Task prompt >>
From the listing below, pull out the lines that hold "งเสร".

--- Start Task inputs ---

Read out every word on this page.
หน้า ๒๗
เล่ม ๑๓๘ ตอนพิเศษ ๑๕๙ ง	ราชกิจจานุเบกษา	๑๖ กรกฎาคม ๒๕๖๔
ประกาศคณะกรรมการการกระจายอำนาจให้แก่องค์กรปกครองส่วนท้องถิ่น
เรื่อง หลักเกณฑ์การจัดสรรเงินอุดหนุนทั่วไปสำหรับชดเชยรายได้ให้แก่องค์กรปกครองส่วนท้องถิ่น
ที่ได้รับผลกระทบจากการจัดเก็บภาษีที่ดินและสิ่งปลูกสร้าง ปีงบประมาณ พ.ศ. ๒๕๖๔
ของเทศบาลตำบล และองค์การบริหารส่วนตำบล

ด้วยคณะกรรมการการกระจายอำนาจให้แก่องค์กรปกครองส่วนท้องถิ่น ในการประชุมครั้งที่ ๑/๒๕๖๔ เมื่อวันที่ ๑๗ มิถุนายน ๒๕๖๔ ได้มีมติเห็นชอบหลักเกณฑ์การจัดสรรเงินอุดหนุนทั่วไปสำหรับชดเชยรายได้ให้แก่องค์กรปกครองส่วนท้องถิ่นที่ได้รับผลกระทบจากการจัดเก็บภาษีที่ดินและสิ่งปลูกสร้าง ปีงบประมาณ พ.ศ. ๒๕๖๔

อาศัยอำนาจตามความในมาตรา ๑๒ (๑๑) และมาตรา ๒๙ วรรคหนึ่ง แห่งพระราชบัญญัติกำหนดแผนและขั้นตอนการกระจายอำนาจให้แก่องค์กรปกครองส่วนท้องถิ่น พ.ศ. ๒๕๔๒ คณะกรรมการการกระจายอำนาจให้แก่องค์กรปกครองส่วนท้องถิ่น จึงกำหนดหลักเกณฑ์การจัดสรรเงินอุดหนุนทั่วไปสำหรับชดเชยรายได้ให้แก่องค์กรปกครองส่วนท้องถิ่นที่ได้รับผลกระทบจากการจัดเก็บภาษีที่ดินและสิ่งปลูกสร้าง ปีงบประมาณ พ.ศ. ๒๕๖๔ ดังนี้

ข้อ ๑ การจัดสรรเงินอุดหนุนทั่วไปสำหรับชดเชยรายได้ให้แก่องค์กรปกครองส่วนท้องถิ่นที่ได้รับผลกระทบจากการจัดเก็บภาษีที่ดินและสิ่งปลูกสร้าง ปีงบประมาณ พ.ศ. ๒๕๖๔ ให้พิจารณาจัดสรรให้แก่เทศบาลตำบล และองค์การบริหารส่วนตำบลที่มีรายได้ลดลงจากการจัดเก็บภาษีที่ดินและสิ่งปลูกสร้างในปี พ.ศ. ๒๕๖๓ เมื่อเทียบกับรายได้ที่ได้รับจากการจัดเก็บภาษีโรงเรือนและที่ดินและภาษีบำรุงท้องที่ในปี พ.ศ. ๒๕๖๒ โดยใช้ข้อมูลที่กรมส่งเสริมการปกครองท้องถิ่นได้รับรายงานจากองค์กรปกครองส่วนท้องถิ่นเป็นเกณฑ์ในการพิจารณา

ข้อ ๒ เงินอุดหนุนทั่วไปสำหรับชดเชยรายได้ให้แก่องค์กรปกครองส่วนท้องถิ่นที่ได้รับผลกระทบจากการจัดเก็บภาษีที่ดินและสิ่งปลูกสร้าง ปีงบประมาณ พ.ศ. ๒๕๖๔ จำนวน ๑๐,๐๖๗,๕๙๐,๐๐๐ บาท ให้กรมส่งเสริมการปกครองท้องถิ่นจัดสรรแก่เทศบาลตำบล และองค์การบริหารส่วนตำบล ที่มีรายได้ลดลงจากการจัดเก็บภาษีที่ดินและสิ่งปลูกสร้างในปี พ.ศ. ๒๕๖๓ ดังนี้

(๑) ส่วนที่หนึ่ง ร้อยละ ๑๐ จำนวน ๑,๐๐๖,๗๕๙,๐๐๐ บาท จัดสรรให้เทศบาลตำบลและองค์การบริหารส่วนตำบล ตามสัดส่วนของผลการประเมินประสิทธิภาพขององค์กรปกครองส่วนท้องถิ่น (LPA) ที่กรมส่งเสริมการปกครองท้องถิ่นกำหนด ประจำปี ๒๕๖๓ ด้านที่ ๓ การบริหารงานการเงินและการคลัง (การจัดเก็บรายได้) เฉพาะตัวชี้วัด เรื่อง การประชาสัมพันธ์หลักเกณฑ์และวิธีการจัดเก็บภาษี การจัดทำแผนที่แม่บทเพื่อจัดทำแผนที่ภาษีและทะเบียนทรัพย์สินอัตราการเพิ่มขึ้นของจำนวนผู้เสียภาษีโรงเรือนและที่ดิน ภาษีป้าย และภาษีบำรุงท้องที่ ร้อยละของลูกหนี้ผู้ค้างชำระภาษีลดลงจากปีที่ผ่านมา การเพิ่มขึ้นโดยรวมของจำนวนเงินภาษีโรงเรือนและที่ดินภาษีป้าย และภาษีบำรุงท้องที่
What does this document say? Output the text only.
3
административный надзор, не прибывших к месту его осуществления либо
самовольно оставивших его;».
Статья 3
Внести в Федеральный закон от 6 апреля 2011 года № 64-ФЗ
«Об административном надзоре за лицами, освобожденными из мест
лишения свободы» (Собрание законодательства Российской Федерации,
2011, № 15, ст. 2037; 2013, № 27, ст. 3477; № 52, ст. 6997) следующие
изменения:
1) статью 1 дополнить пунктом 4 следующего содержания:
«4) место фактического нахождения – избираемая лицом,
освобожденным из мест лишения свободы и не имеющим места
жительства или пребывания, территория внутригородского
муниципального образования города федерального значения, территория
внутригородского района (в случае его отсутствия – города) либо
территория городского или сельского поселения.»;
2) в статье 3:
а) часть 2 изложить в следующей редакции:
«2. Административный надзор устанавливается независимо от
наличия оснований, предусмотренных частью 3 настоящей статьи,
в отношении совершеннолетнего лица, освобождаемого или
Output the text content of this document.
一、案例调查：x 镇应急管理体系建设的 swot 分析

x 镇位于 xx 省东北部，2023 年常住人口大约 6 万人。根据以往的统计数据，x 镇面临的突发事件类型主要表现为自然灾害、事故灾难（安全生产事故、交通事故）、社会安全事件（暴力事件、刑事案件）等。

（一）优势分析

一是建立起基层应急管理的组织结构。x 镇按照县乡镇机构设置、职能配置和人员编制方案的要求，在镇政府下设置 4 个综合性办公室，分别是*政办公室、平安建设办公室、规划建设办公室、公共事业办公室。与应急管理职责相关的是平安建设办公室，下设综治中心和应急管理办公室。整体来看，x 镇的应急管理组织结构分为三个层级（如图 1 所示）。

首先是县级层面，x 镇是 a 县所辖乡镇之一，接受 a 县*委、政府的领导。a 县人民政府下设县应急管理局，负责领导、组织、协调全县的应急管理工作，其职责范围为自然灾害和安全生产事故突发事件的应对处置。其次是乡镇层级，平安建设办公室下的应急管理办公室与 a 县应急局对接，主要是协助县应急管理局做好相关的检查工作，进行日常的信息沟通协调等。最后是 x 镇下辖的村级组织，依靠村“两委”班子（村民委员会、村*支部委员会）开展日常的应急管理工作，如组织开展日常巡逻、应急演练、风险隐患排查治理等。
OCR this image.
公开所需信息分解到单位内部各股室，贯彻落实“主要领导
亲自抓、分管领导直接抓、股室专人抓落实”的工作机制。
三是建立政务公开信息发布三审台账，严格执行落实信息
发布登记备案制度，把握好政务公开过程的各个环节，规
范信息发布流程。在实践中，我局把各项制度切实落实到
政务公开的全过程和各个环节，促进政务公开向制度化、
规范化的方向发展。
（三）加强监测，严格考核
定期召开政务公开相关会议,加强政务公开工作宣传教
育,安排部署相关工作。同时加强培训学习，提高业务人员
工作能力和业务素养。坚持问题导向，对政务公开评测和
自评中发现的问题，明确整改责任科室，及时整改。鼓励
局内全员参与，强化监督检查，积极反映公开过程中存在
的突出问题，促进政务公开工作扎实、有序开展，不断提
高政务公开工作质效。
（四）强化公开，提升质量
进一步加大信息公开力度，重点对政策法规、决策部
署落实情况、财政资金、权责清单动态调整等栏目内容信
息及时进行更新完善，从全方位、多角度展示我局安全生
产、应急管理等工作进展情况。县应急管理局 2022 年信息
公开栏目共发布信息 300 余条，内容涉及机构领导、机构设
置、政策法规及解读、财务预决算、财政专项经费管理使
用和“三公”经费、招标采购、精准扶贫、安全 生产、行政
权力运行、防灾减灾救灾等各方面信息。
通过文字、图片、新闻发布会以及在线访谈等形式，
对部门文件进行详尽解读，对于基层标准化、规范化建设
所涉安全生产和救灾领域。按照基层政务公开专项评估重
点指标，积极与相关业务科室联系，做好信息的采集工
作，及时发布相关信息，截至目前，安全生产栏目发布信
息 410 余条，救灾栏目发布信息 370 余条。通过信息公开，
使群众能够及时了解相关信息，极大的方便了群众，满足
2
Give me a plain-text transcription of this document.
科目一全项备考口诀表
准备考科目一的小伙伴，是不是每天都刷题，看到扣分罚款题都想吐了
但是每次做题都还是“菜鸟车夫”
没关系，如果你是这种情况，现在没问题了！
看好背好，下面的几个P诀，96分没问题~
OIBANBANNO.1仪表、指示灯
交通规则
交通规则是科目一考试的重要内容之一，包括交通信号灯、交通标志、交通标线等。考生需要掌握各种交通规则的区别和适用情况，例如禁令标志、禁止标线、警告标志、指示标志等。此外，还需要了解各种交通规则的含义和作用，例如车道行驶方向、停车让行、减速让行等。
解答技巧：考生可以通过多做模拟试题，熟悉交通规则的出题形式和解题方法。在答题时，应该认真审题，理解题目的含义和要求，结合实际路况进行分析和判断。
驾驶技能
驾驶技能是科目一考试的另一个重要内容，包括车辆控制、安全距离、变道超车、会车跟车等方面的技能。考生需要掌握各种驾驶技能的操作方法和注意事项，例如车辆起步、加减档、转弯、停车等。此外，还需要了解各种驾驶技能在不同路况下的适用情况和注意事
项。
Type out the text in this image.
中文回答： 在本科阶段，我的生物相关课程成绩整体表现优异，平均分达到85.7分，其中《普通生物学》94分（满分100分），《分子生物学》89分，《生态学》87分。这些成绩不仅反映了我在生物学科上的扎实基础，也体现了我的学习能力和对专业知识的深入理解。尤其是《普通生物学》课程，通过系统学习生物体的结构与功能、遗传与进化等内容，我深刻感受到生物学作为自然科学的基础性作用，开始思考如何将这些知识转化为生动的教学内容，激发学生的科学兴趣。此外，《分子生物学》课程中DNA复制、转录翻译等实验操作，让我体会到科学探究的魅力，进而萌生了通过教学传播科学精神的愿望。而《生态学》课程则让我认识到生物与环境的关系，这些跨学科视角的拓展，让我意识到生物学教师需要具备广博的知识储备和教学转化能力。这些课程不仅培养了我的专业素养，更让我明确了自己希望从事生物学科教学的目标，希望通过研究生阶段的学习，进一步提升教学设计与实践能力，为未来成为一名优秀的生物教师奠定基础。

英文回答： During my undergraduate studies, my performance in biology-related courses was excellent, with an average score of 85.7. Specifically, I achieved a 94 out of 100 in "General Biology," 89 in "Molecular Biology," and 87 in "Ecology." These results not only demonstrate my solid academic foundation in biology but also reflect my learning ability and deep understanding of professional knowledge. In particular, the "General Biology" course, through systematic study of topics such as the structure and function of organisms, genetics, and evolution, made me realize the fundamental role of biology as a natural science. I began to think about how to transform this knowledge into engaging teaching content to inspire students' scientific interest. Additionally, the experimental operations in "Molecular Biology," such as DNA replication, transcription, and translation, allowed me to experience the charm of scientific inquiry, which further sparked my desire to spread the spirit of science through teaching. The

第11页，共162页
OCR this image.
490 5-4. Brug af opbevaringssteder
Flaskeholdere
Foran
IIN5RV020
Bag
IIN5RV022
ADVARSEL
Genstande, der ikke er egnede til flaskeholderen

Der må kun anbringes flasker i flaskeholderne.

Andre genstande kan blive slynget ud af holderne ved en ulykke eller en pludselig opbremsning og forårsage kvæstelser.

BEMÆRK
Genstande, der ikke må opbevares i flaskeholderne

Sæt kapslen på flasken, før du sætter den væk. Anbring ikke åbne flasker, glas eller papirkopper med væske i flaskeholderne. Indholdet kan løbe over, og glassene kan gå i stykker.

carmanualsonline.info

--- End Task inputs ---

Solution to this exercise >>
ข้อ ๑ การจัดสรรเงินอุดหนุนทั่วไปสำหรับชดเชยรายได้ให้แก่องค์กรปกครองส่วนท้องถิ่นที่ได้รับผลกระทบจากการจัดเก็บภาษีที่ดินและสิ่งปลูกสร้าง ปีงบประมาณ พ.ศ. ๒๕๖๔ ให้พิจารณาจัดสรรให้แก่เทศบาลตำบล และองค์การบริหารส่วนตำบลที่มีรายได้ลดลงจากการจัดเก็บภาษีที่ดินและสิ่งปลูกสร้างในปี พ.ศ. ๒๕๖๓ เมื่อเทียบกับรายได้ที่ได้รับจากการจัดเก็บภาษีโรงเรือนและที่ดินและภาษีบำรุงท้องที่ในปี พ.ศ. ๒๕๖๒ โดยใช้ข้อมูลที่กรมส่งเสริมการปกครองท้องถิ่นได้รับรายงานจากองค์กรปกครองส่วนท้องถิ่นเป็นเกณฑ์ในการพิจารณา
ข้อ ๒ เงินอุดหนุนทั่วไปสำหรับชดเชยรายได้ให้แก่องค์กรปกครองส่วนท้องถิ่นที่ได้รับผลกระทบจากการจัดเก็บภาษีที่ดินและสิ่งปลูกสร้าง ปีงบประมาณ พ.ศ. ๒๕๖๔ จำนวน ๑๐,๐๖๗,๕๙๐,๐๐๐ บาท ให้กรมส่งเสริมการปกครองท้องถิ่นจัดสรรแก่เทศบาลตำบล และองค์การบริหารส่วนตำบล ที่มีรายได้ลดลงจากการจัดเก็บภาษีที่ดินและสิ่งปลูกสร้างในปี พ.ศ. ๒๕๖๓ ดังนี้
(๑) ส่วนที่หนึ่ง ร้อยละ ๑๐ จำนวน ๑,๐๐๖,๗๕๙,๐๐๐ บาท จัดสรรให้เทศบาลตำบลและองค์การบริหารส่วนตำบล ตามสัดส่วนของผลการประเมินประสิทธิภาพขององค์กรปกครองส่วนท้องถิ่น (LPA) ที่กรมส่งเสริมการปกครองท้องถิ่นกำหนด ประจำปี ๒๕๖๓ ด้านที่ ๓ การบริหารงานการเงินและการคลัง (การจัดเก็บรายได้) เฉพาะตัวชี้วัด เรื่อง การประชาสัมพันธ์หลักเกณฑ์และวิธีการจัดเก็บภาษี การจัดทำแผนที่แม่บทเพื่อจัดทำแผนที่ภาษีและทะเบียนทรัพย์สินอัตราการเพิ่มขึ้นของจำนวนผู้เสียภาษีโรงเรือนและที่ดิน ภาษีป้าย และภาษีบำรุงท้องที่ ร้อยละของลูกหนี้ผู้ค้างชำระภาษีลดลงจากปีที่ผ่านมา การเพิ่มขึ้นโดยรวมของจำนวนเงินภาษีโรงเรือนและที่ดินภาษีป้าย และภาษีบำรุงท้องที่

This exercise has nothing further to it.